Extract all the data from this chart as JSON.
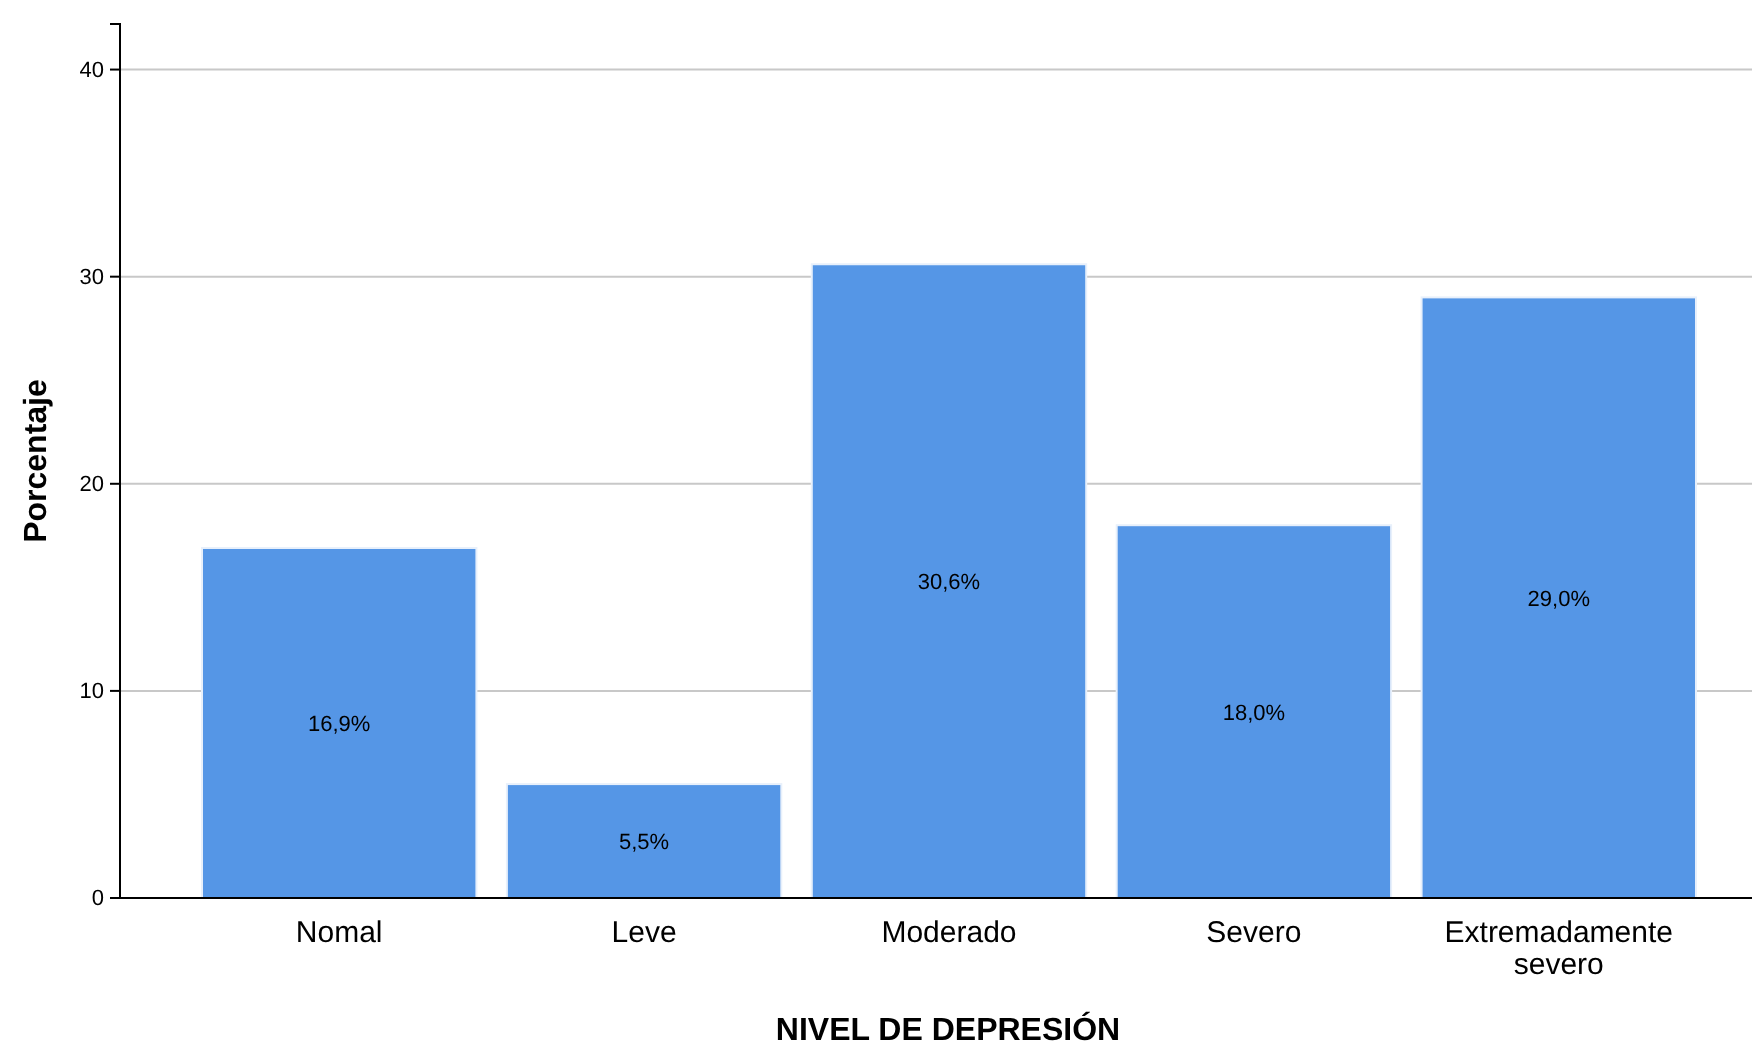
{
  "chart_data": {
    "type": "bar",
    "xlabel": "NIVEL DE DEPRESIÓN",
    "ylabel": "Porcentaje",
    "categories": [
      "Nomal",
      "Leve",
      "Moderado",
      "Severo",
      "Extremadamente severo"
    ],
    "values": [
      16.9,
      5.5,
      30.6,
      18.0,
      29.0
    ],
    "value_labels": [
      "16,9%",
      "5,5%",
      "30,6%",
      "18,0%",
      "29,0%"
    ],
    "color": "#5596e6",
    "ylim": [
      0,
      42.2
    ],
    "yticks": [
      0,
      10,
      20,
      30,
      40
    ],
    "grid": "y"
  }
}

*EXERCISE BRIEF*
From the material above, copy everything exactly but the pictures.

*EXERCISE RESULT*
Extract all the data from this chart as JSON.
{
  "chart_data": {
    "type": "bar",
    "xlabel": "NIVEL DE DEPRESIÓN",
    "ylabel": "Porcentaje",
    "categories": [
      "Nomal",
      "Leve",
      "Moderado",
      "Severo",
      "Extremadamente severo"
    ],
    "values": [
      16.9,
      5.5,
      30.6,
      18.0,
      29.0
    ],
    "value_labels": [
      "16,9%",
      "5,5%",
      "30,6%",
      "18,0%",
      "29,0%"
    ],
    "color": "#5596e6",
    "ylim": [
      0,
      42.2
    ],
    "yticks": [
      0,
      10,
      20,
      30,
      40
    ],
    "grid": "y"
  }
}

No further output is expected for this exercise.